[GIVEN ENTRIES]:
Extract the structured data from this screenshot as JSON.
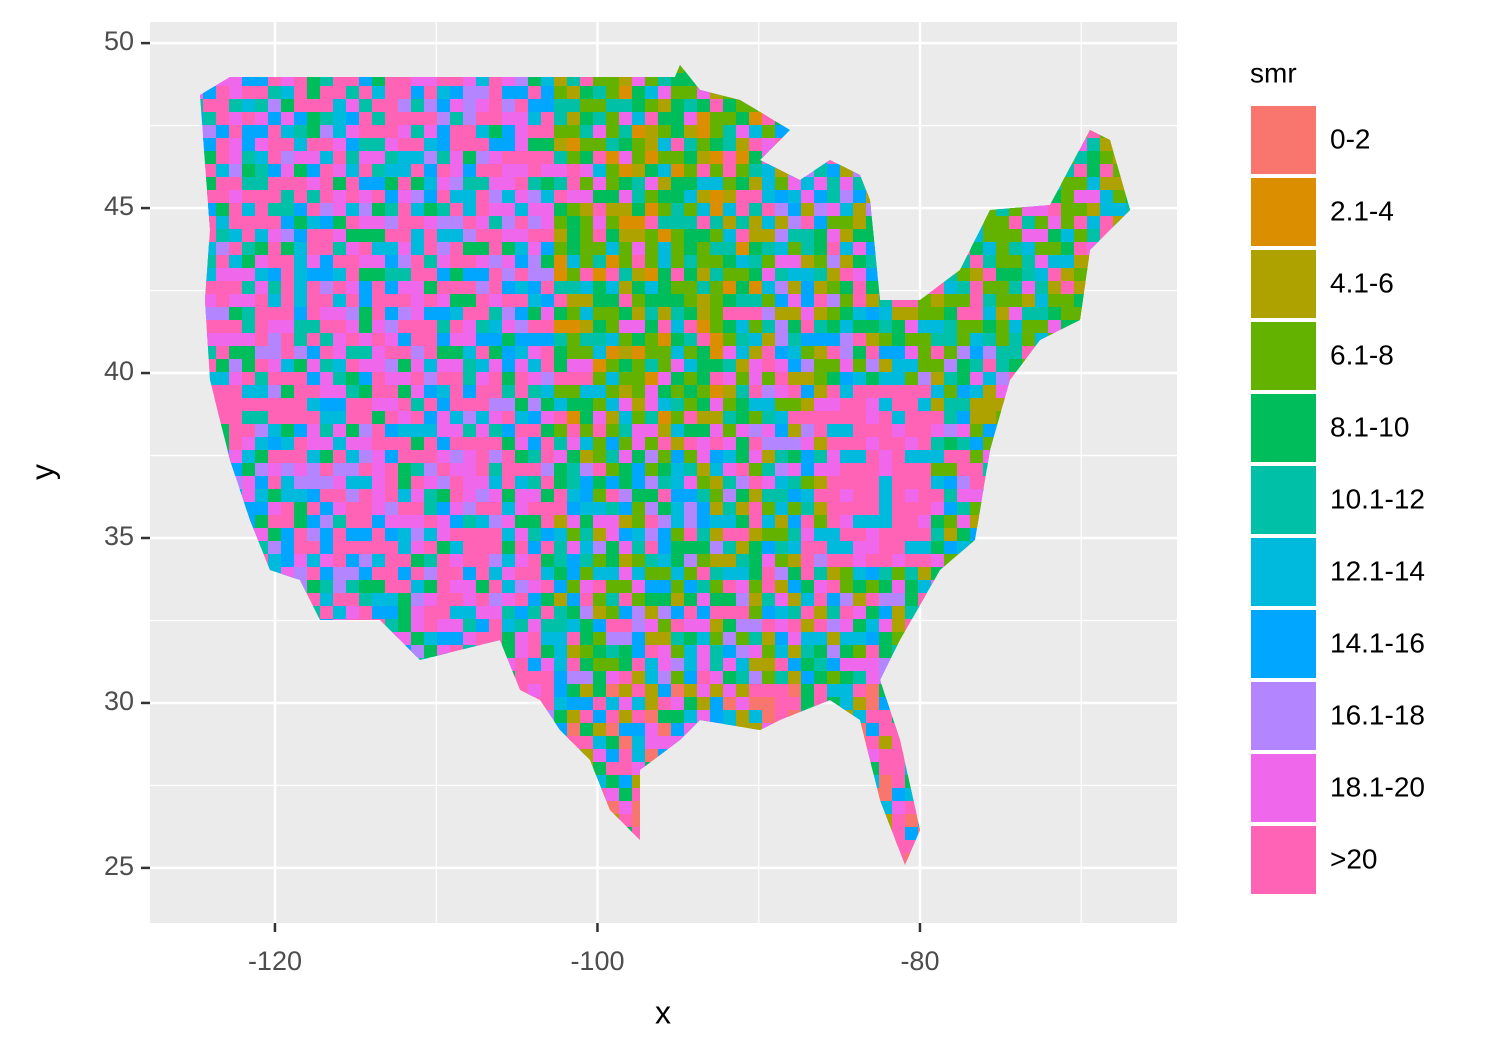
{
  "chart_data": {
    "type": "map",
    "xlabel": "x",
    "ylabel": "y",
    "xlim": [
      -127.75,
      -64.06
    ],
    "ylim": [
      23.33,
      50.64
    ],
    "xticks": [
      -120,
      -100,
      -80
    ],
    "yticks": [
      25,
      30,
      35,
      40,
      45,
      50
    ],
    "grid": true,
    "legend": {
      "title": "smr",
      "position": "right",
      "items": [
        {
          "name": "0-2",
          "color": "#f8766d"
        },
        {
          "name": "2.1-4",
          "color": "#db8e00"
        },
        {
          "name": "4.1-6",
          "color": "#aea200"
        },
        {
          "name": "6.1-8",
          "color": "#64b200"
        },
        {
          "name": "8.1-10",
          "color": "#00bd5c"
        },
        {
          "name": "10.1-12",
          "color": "#00c1a7"
        },
        {
          "name": "12.1-14",
          "color": "#00bade"
        },
        {
          "name": "14.1-16",
          "color": "#00a6ff"
        },
        {
          "name": "16.1-18",
          "color": "#b385ff"
        },
        {
          "name": "18.1-20",
          "color": "#ef67eb"
        },
        {
          "name": ">20",
          "color": "#ff63b6"
        }
      ]
    }
  }
}
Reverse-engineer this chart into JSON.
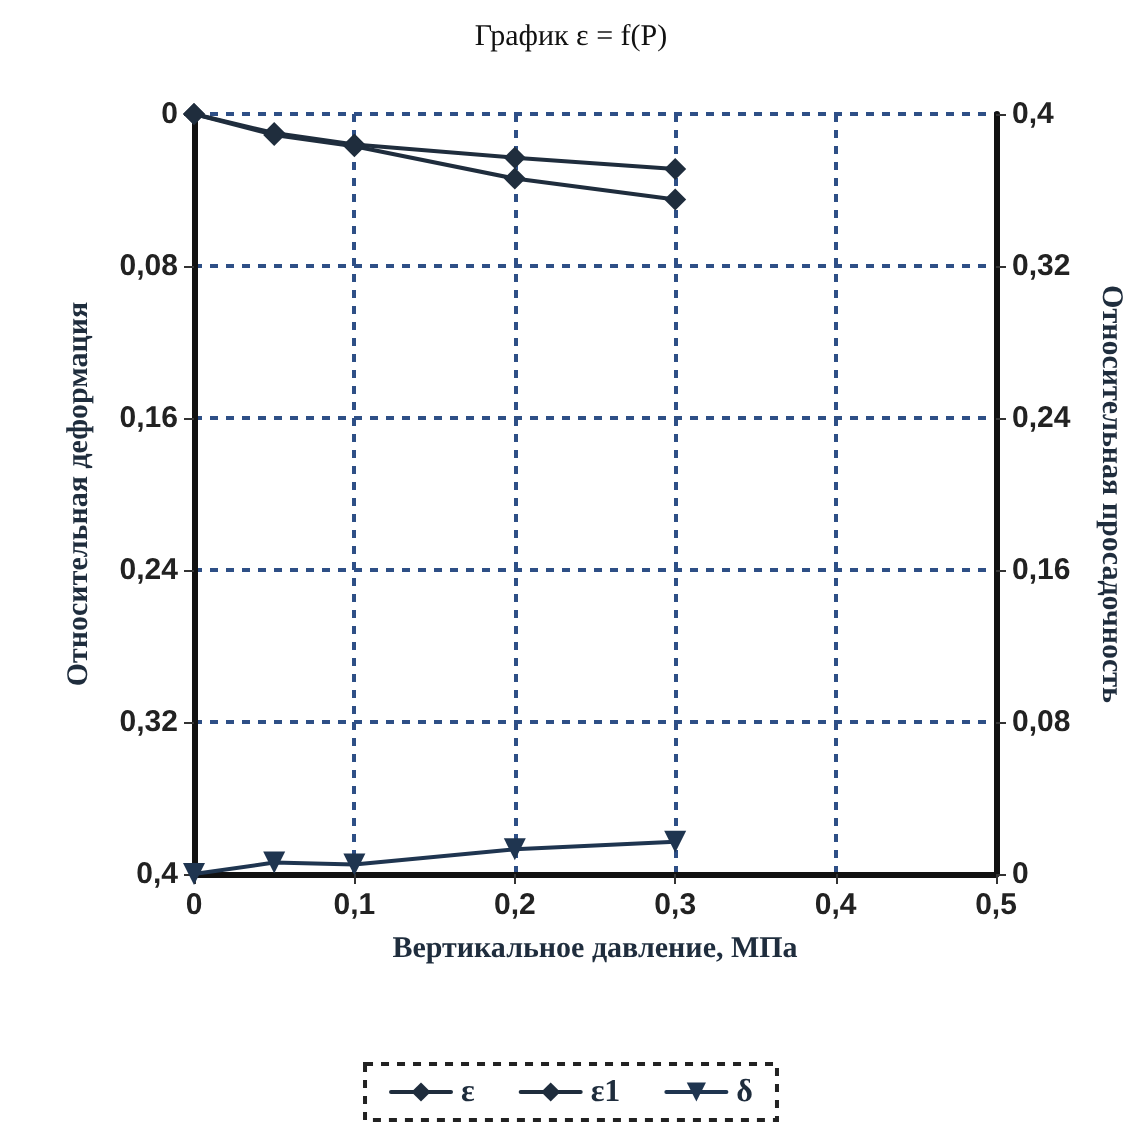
{
  "chart_data": {
    "type": "line",
    "title": "График ε = f(P)",
    "xlabel": "Вертикальное давление, МПа",
    "ylabel": "Относительная деформация",
    "y2label": "Относительная просадочность",
    "x": [
      0,
      0.05,
      0.1,
      0.2,
      0.3
    ],
    "series": [
      {
        "name": "ε",
        "color": "#1f2d3d",
        "values": [
          0,
          0.01,
          0.016,
          0.023,
          0.029
        ],
        "marker": "diamond"
      },
      {
        "name": "ε1",
        "color": "#1f2d3d",
        "values": [
          0,
          0.011,
          0.017,
          0.034,
          0.045
        ],
        "marker": "diamond"
      },
      {
        "name": "δ",
        "color": "#1f3550",
        "values": [
          0,
          0.006,
          0.005,
          0.013,
          0.017
        ],
        "axis": "y2",
        "marker": "triangle"
      }
    ],
    "xlim": [
      0,
      0.5
    ],
    "xticks": [
      0,
      {
        "value": 0.1,
        "label": "0,1"
      },
      {
        "value": 0.2,
        "label": "0,2"
      },
      {
        "value": 0.3,
        "label": "0,3"
      },
      {
        "value": 0.4,
        "label": "0,4"
      },
      {
        "value": 0.5,
        "label": "0,5"
      }
    ],
    "ylim": [
      0.4,
      0
    ],
    "yticks": [
      0,
      {
        "value": 0.08,
        "label": "0,08"
      },
      {
        "value": 0.16,
        "label": "0,16"
      },
      {
        "value": 0.24,
        "label": "0,24"
      },
      {
        "value": 0.32,
        "label": "0,32"
      },
      {
        "value": 0.4,
        "label": "0,4"
      }
    ],
    "y2lim": [
      0,
      0.4
    ],
    "y2ticks": [
      0,
      {
        "value": 0.08,
        "label": "0,08"
      },
      {
        "value": 0.16,
        "label": "0,16"
      },
      {
        "value": 0.24,
        "label": "0,24"
      },
      {
        "value": 0.32,
        "label": "0,32"
      },
      {
        "value": 0.4,
        "label": "0,4"
      }
    ],
    "grid": true,
    "legend": "bottom",
    "line_style": "solid"
  }
}
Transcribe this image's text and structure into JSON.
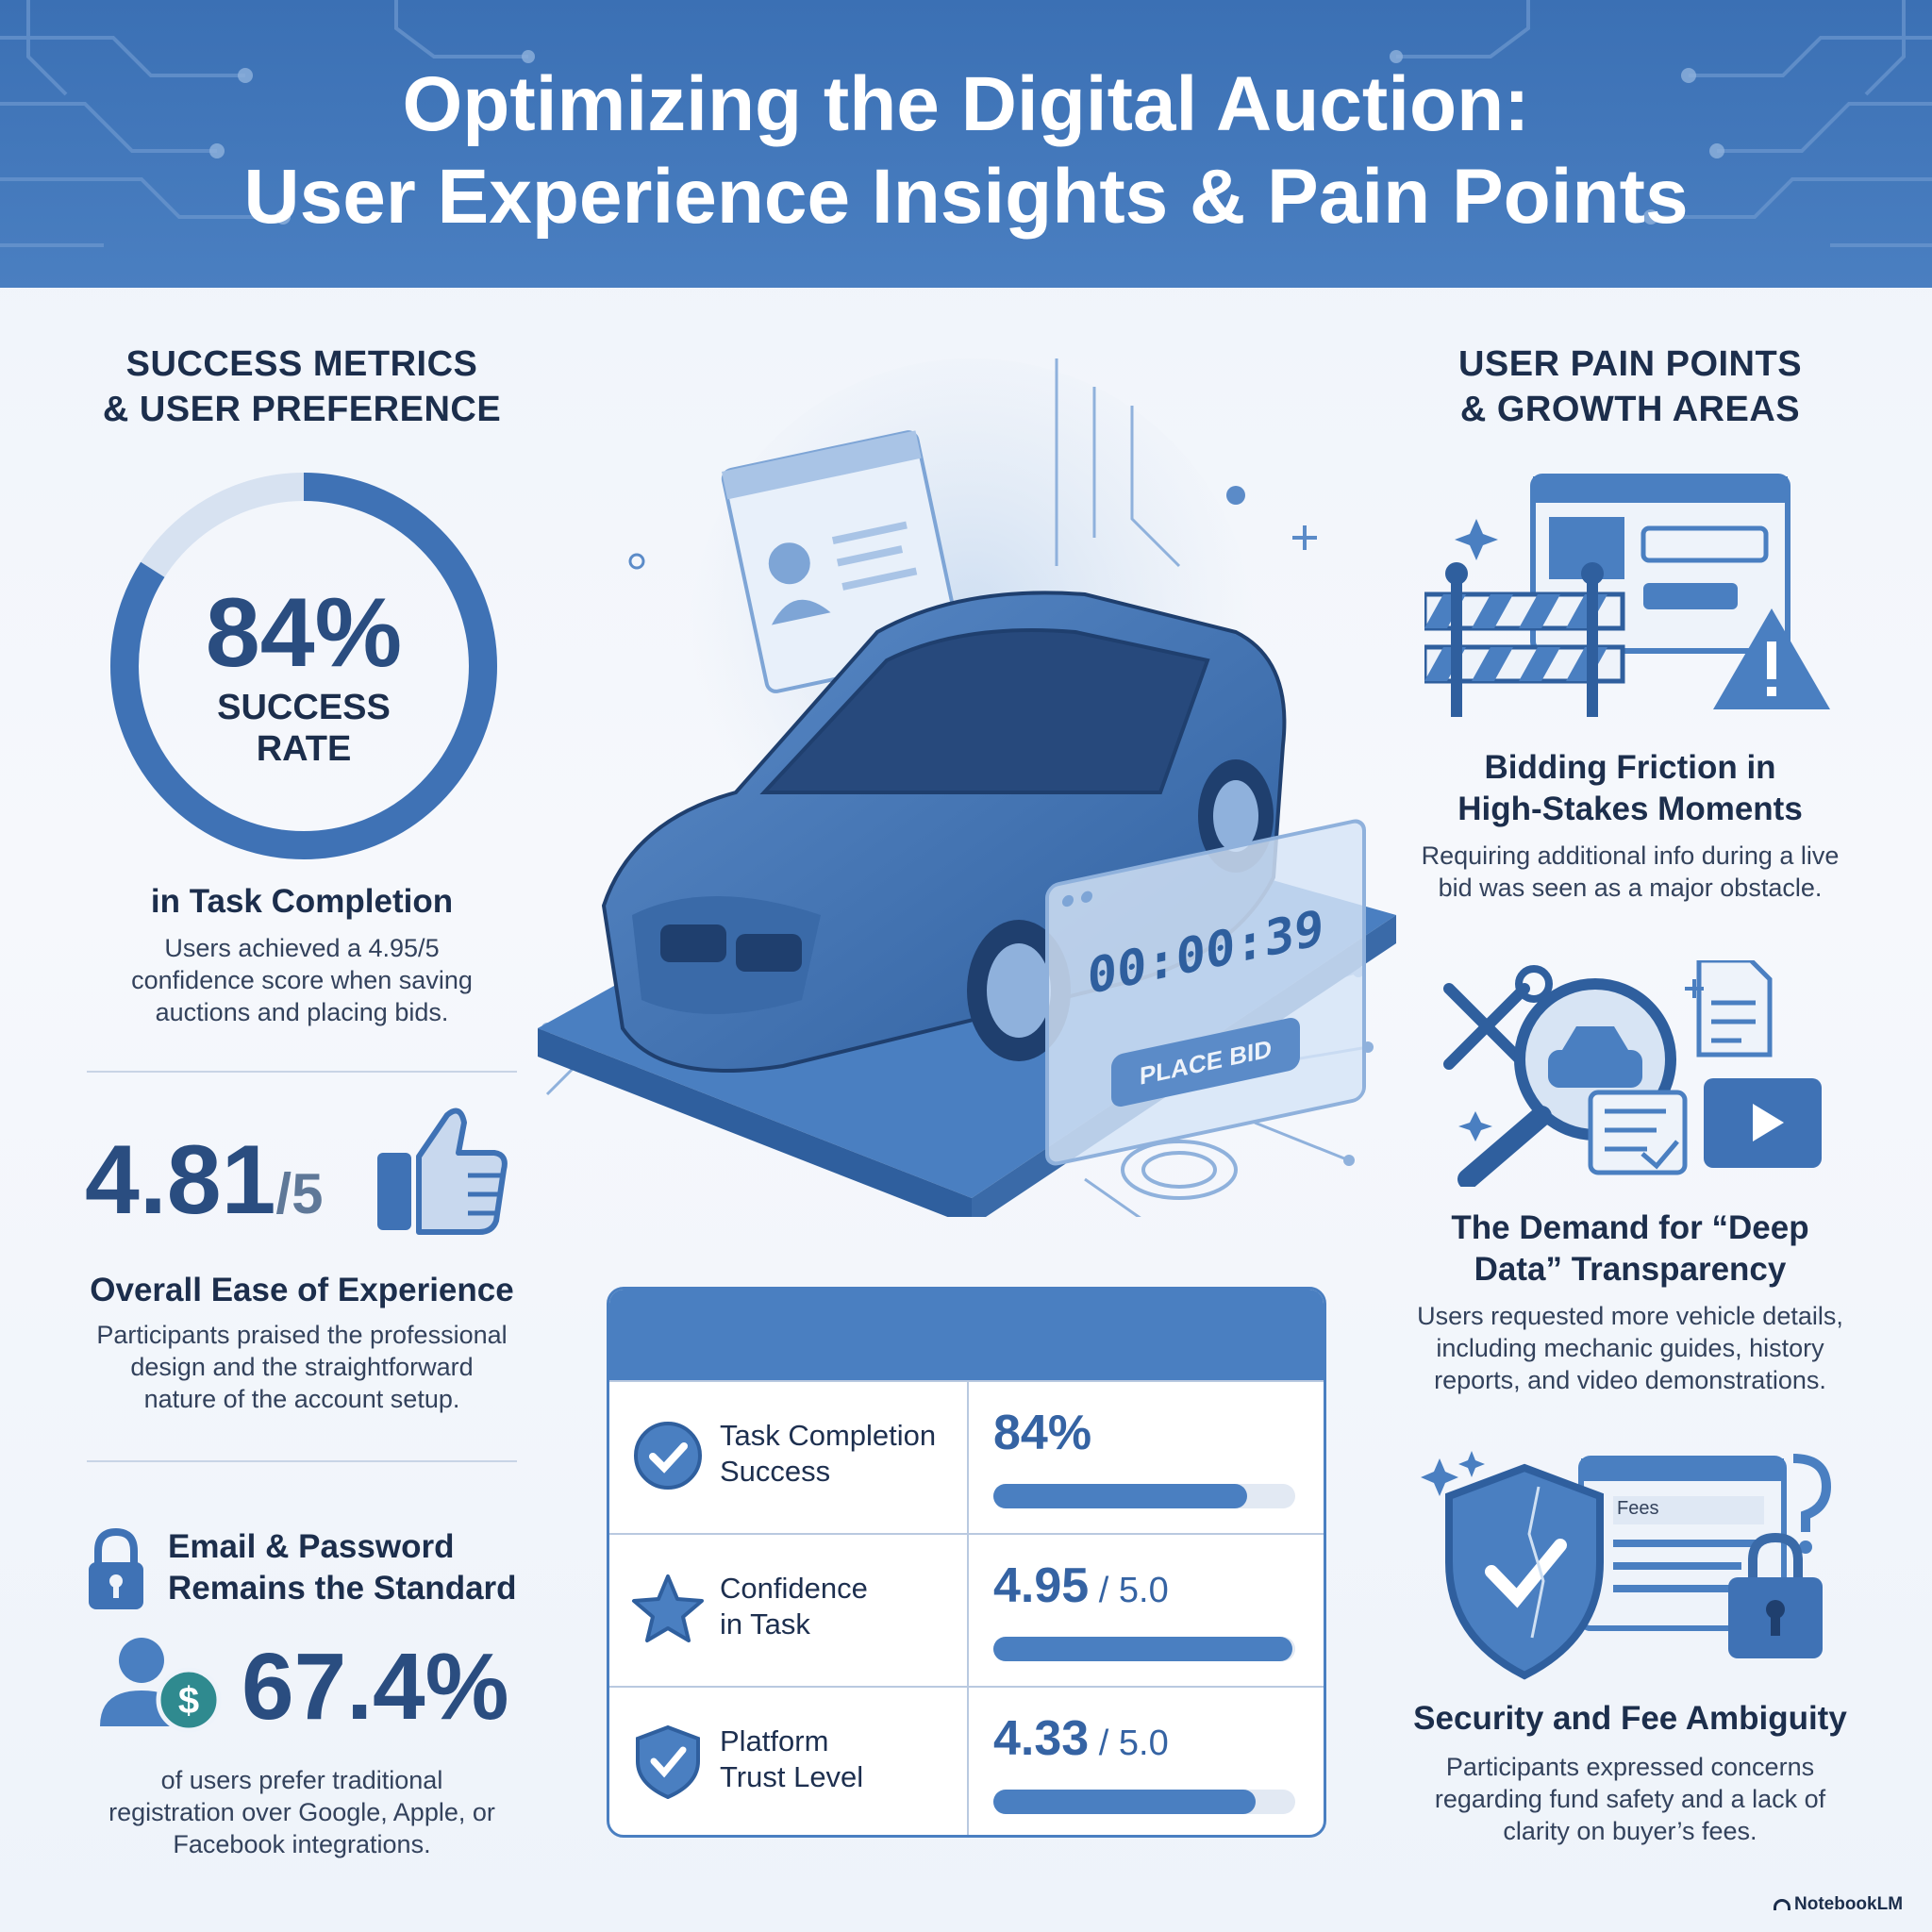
{
  "header": {
    "title_line1": "Optimizing the Digital Auction:",
    "title_line2": "User Experience Insights & Pain Points"
  },
  "left": {
    "heading_line1": "SUCCESS METRICS",
    "heading_line2": "& USER PREFERENCE",
    "success_ring": {
      "value": "84%",
      "label_line1": "SUCCESS",
      "label_line2": "RATE",
      "fraction": 0.84
    },
    "task_completion": {
      "heading": "in Task Completion",
      "line1": "Users achieved a 4.95/5",
      "line2": "confidence score when saving",
      "line3": "auctions and placing bids."
    },
    "ease": {
      "value": "4.81",
      "denominator": "/5",
      "heading": "Overall Ease of Experience",
      "line1": "Participants praised the professional",
      "line2": "design and the straightforward",
      "line3": "nature of the account setup."
    },
    "login": {
      "heading_line1": "Email & Password",
      "heading_line2": "Remains the Standard",
      "value": "67.4%",
      "line1": "of users prefer traditional",
      "line2": "registration over Google, Apple, or",
      "line3": "Facebook integrations."
    }
  },
  "center": {
    "timer": "00:00:39",
    "bid_button": "PLACE BID"
  },
  "table": {
    "rows": [
      {
        "label_line1": "Task Completion",
        "label_line2": "Success",
        "value": "84%",
        "denominator": "",
        "fill": 0.84,
        "icon": "check-circle-icon"
      },
      {
        "label_line1": "Confidence",
        "label_line2": "in Task",
        "value": "4.95",
        "denominator": "/ 5.0",
        "fill": 0.99,
        "icon": "star-icon"
      },
      {
        "label_line1": "Platform",
        "label_line2": "Trust Level",
        "value": "4.33",
        "denominator": "/ 5.0",
        "fill": 0.87,
        "icon": "shield-check-icon"
      }
    ]
  },
  "right": {
    "heading_line1": "USER PAIN POINTS",
    "heading_line2": "& GROWTH AREAS",
    "friction": {
      "heading_line1": "Bidding Friction in",
      "heading_line2": "High-Stakes Moments",
      "line1": "Requiring additional info during a live",
      "line2": "bid was seen as a major obstacle."
    },
    "deep_data": {
      "heading_line1": "The Demand for “Deep",
      "heading_line2": "Data” Transparency",
      "line1": "Users requested more vehicle details,",
      "line2": "including mechanic guides, history",
      "line3": "reports, and video demonstrations."
    },
    "security": {
      "fees_label": "Fees",
      "heading": "Security and Fee Ambiguity",
      "line1": "Participants expressed concerns",
      "line2": "regarding fund safety and a lack of",
      "line3": "clarity on buyer’s fees."
    }
  },
  "footer": {
    "brand": "NotebookLM"
  }
}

[BRIEF]: From the data above, copy each line that holds "Participants".

[IN RESPONSE]:
      "line1": "Participants praised the professional",
      "line1": "Participants expressed concerns",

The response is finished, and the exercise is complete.